Task material:
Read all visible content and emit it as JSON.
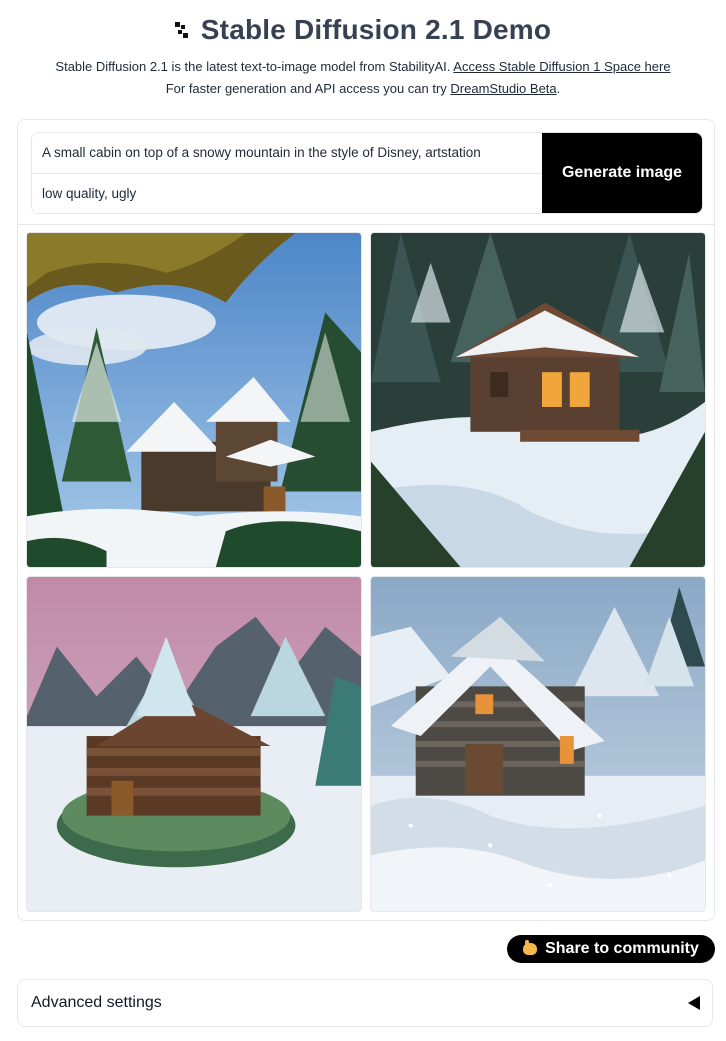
{
  "header": {
    "title": "Stable Diffusion 2.1 Demo",
    "line1_text": "Stable Diffusion 2.1 is the latest text-to-image model from StabilityAI. ",
    "line1_link": "Access Stable Diffusion 1 Space here",
    "line2_text": "For faster generation and API access you can try ",
    "line2_link": "DreamStudio Beta",
    "line2_end": "."
  },
  "prompt": {
    "positive": "A small cabin on top of a snowy mountain in the style of Disney, artstation",
    "negative": "low quality, ugly"
  },
  "buttons": {
    "generate": "Generate image",
    "share": "Share to community"
  },
  "advanced": {
    "label": "Advanced settings"
  },
  "gallery": {
    "images": [
      {
        "icon": "cabin-image-1"
      },
      {
        "icon": "cabin-image-2"
      },
      {
        "icon": "cabin-image-3"
      },
      {
        "icon": "cabin-image-4"
      }
    ]
  },
  "colors": {
    "button_bg": "#000000",
    "border": "#e5e7eb",
    "title": "#374151"
  }
}
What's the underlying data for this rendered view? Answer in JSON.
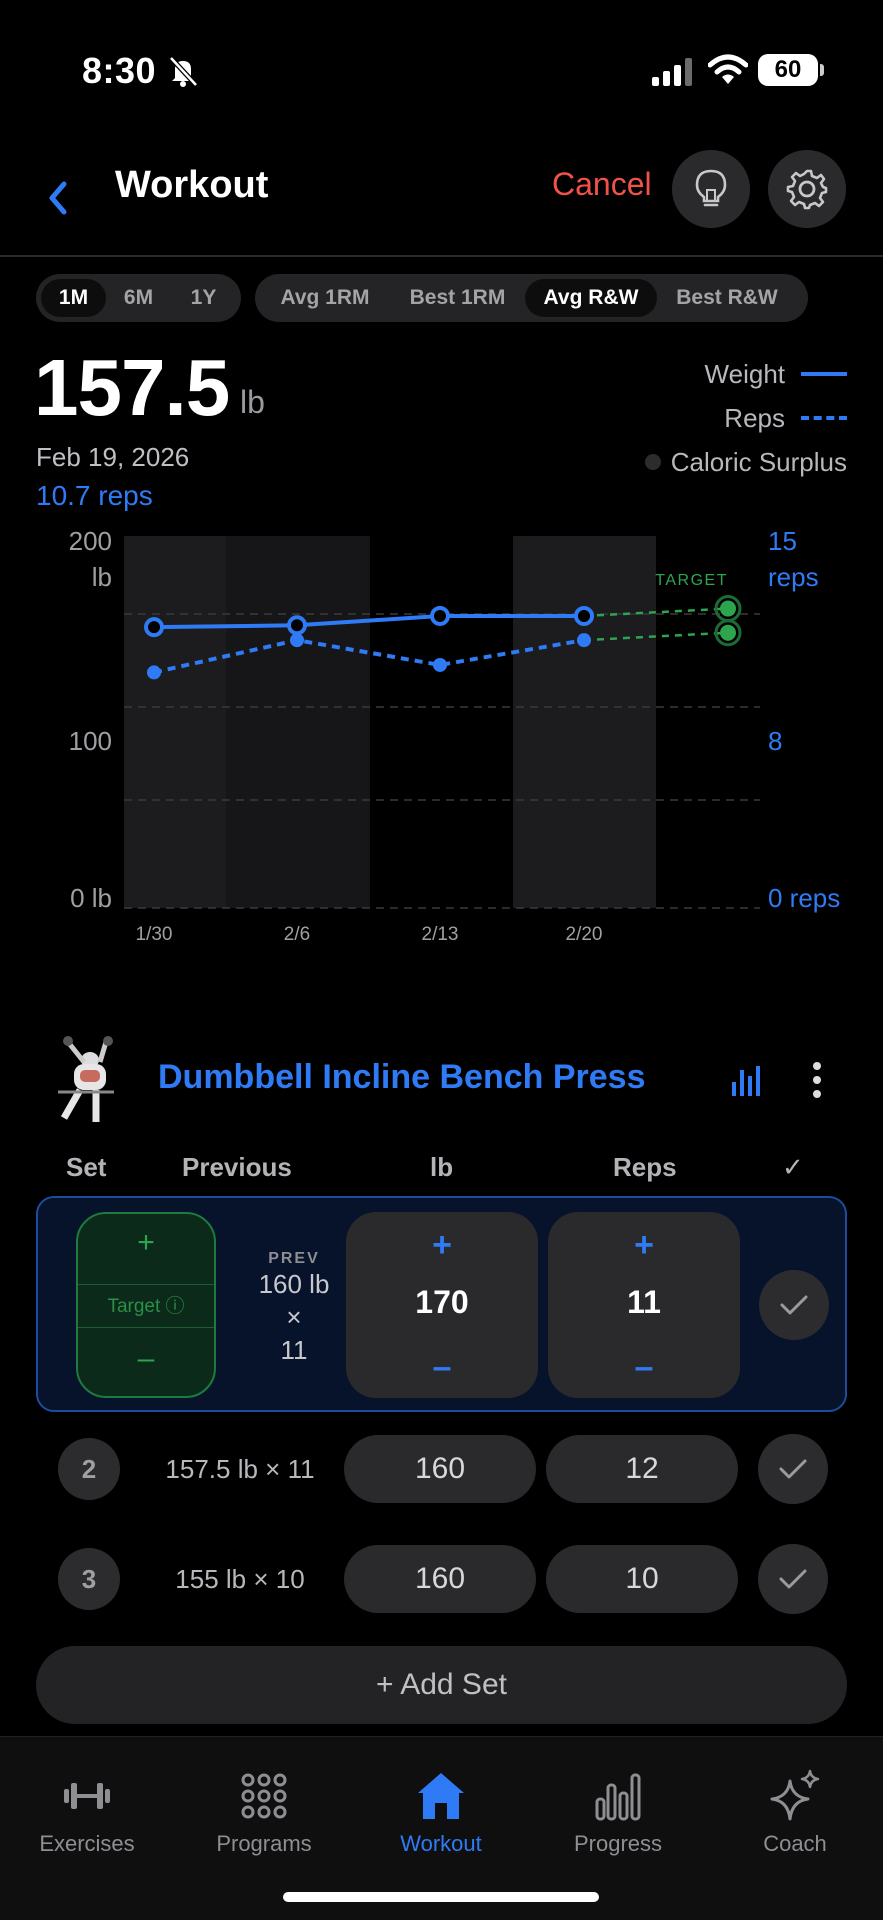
{
  "status": {
    "time": "8:30",
    "battery": "60"
  },
  "header": {
    "title": "Workout",
    "cancel_label": "Cancel"
  },
  "range_tabs": [
    {
      "label": "1M",
      "active": true
    },
    {
      "label": "6M",
      "active": false
    },
    {
      "label": "1Y",
      "active": false
    }
  ],
  "metric_tabs": [
    {
      "label": "Avg 1RM",
      "active": false
    },
    {
      "label": "Best 1RM",
      "active": false
    },
    {
      "label": "Avg R&W",
      "active": true
    },
    {
      "label": "Best R&W",
      "active": false
    }
  ],
  "summary": {
    "value": "157.5",
    "unit": "lb",
    "date": "Feb 19, 2026",
    "reps": "10.7 reps"
  },
  "legend": {
    "weight": "Weight",
    "reps": "Reps",
    "surplus": "Caloric Surplus"
  },
  "colors": {
    "accent": "#2f7bf5",
    "target": "#2ea44f",
    "cancel": "#f0524a"
  },
  "chart_data": {
    "type": "line",
    "x_labels": [
      "1/30",
      "2/6",
      "2/13",
      "2/20"
    ],
    "left_axis": {
      "ticks": [
        "200\nlb",
        "100",
        "0 lb"
      ],
      "range": [
        0,
        200
      ]
    },
    "right_axis": {
      "ticks": [
        "15\nreps",
        "8",
        "0 reps"
      ],
      "range": [
        0,
        15
      ]
    },
    "target_label": "TARGET",
    "series": [
      {
        "name": "Weight",
        "style": "solid",
        "values": [
          151,
          152,
          157,
          157
        ],
        "target": 161
      },
      {
        "name": "Reps",
        "style": "dashed",
        "values": [
          9.5,
          10.8,
          9.8,
          10.8
        ],
        "target": 11.1
      }
    ],
    "grid": true
  },
  "exercise": {
    "name": "Dumbbell Incline Bench Press",
    "columns": {
      "set": "Set",
      "previous": "Previous",
      "weight": "lb",
      "reps": "Reps",
      "done": "✓"
    },
    "active_set": {
      "target_label": "Target ⓘ",
      "plus": "+",
      "minus": "–",
      "prev_label": "PREV",
      "prev_weight": "160 lb",
      "prev_x": "×",
      "prev_reps": "11",
      "weight": "170",
      "reps": "11"
    },
    "sets": [
      {
        "number": "2",
        "previous": "157.5 lb × 11",
        "weight": "160",
        "reps": "12"
      },
      {
        "number": "3",
        "previous": "155 lb × 10",
        "weight": "160",
        "reps": "10"
      }
    ],
    "add_set_label": "+ Add Set"
  },
  "tabs": [
    {
      "label": "Exercises",
      "icon": "dumbbell-icon",
      "active": false
    },
    {
      "label": "Programs",
      "icon": "grid-dots-icon",
      "active": false
    },
    {
      "label": "Workout",
      "icon": "home-icon",
      "active": true
    },
    {
      "label": "Progress",
      "icon": "bar-chart-icon",
      "active": false
    },
    {
      "label": "Coach",
      "icon": "sparkles-icon",
      "active": false
    }
  ]
}
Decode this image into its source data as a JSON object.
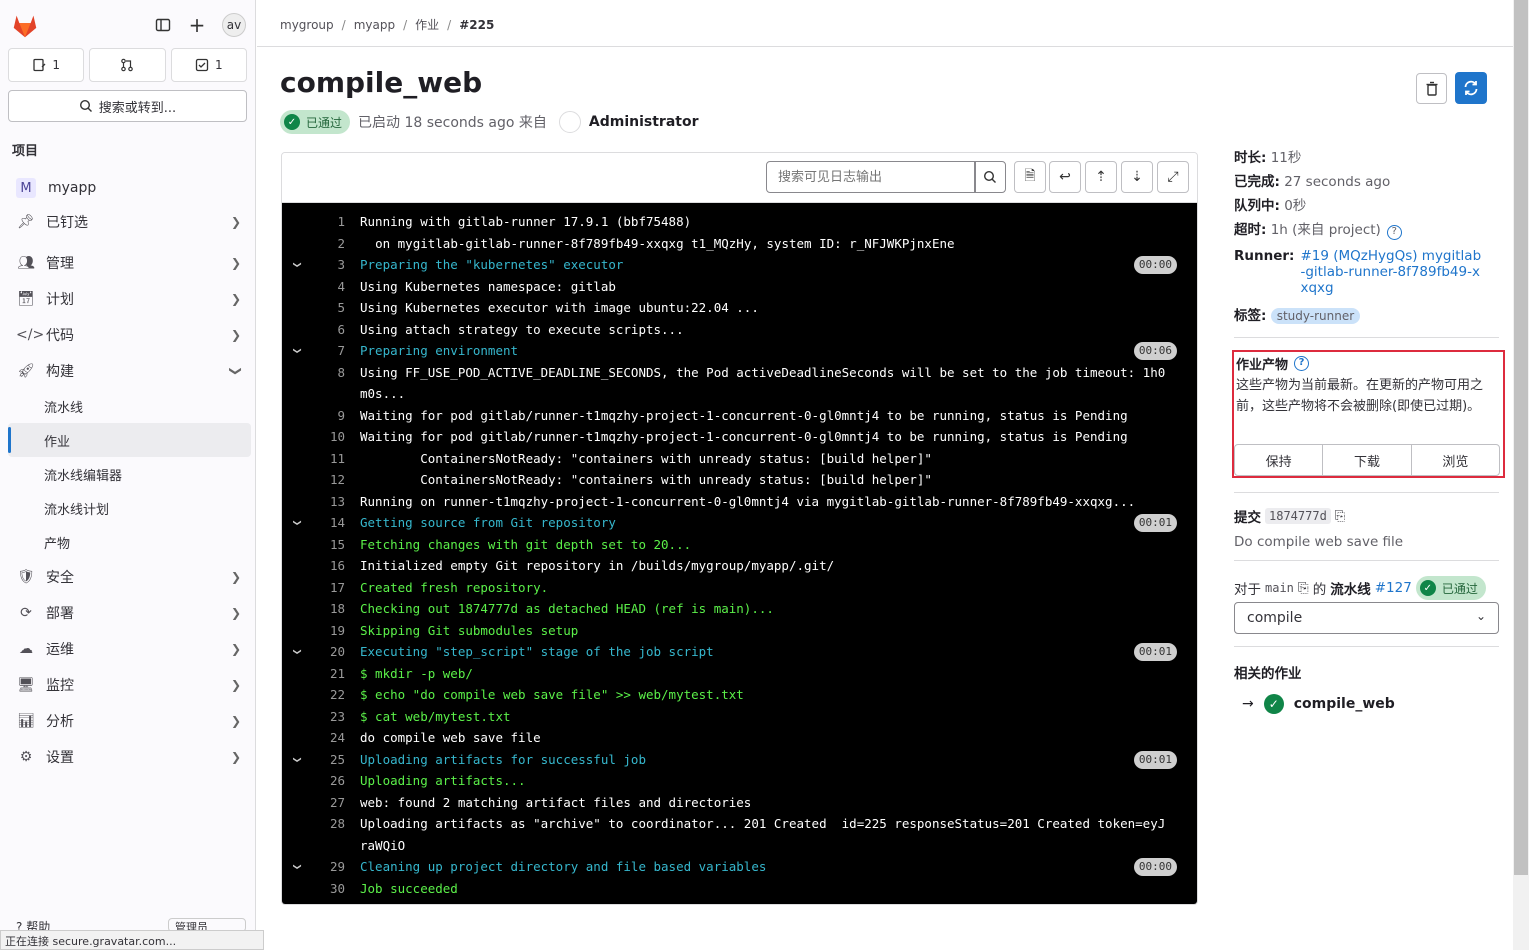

Request:
Within the listing above, find every line containing the string "cabin" and return it.

Correct response:
    "positive": "A small cabin on top of a snowy mountain in the style of Disney, artstation",
        "icon": "cabin-image-1"
        "icon": "cabin-image-2"
        "icon": "cabin-image-3"
        "icon": "cabin-image-4"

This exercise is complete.